WHAT YOU ARE ASKED TO DO: Copy the records from the start through the line containing "outsole-lug [570, 1202, 596, 1256]", switching "buckle-pin-icon" to "buckle-pin-symbol" and keeping everything else the same.

EXERCISE INPUT:
'''
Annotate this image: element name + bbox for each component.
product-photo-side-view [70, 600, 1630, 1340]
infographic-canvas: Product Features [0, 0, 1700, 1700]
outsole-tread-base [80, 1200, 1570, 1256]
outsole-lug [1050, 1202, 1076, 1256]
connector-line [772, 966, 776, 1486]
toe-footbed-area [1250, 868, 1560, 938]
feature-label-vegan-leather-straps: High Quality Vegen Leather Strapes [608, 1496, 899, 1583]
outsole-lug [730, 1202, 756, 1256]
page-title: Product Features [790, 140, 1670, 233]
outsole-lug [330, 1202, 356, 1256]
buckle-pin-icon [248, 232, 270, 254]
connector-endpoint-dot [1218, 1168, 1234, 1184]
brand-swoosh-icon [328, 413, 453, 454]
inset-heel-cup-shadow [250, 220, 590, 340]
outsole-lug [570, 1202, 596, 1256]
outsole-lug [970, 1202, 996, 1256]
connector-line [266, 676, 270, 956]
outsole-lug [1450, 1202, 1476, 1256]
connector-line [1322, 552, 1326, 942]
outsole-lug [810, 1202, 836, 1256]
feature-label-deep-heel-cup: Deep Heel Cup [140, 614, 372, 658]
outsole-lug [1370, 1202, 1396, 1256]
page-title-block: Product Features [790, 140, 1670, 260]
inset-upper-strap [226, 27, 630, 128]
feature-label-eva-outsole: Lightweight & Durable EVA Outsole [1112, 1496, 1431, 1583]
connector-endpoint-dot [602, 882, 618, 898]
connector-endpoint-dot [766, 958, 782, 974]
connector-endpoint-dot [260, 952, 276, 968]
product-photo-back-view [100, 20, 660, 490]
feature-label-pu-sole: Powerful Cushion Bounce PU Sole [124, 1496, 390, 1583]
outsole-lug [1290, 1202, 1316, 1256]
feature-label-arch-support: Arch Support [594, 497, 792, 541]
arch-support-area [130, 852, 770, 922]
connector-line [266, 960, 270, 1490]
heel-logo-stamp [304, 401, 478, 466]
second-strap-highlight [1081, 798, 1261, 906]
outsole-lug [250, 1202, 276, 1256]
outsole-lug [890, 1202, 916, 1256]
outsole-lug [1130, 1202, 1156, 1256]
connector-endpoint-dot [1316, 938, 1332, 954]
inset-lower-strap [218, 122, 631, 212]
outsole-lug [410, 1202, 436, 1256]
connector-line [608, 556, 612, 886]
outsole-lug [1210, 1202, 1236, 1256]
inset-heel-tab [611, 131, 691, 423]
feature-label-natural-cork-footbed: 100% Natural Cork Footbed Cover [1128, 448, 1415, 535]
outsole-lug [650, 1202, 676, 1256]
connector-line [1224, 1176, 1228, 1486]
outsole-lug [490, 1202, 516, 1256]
'''
EXERCISE SOLUTION:
Annotate this image: element name + bbox for each component.
product-photo-side-view [70, 600, 1630, 1340]
infographic-canvas: Product Features [0, 0, 1700, 1700]
outsole-tread-base [80, 1200, 1570, 1256]
outsole-lug [1050, 1202, 1076, 1256]
connector-line [772, 966, 776, 1486]
toe-footbed-area [1250, 868, 1560, 938]
feature-label-vegan-leather-straps: High Quality Vegen Leather Strapes [608, 1496, 899, 1583]
outsole-lug [730, 1202, 756, 1256]
page-title: Product Features [790, 140, 1670, 233]
outsole-lug [330, 1202, 356, 1256]
buckle-pin-symbol [248, 232, 270, 254]
connector-endpoint-dot [1218, 1168, 1234, 1184]
brand-swoosh-icon [328, 413, 453, 454]
inset-heel-cup-shadow [250, 220, 590, 340]
outsole-lug [570, 1202, 596, 1256]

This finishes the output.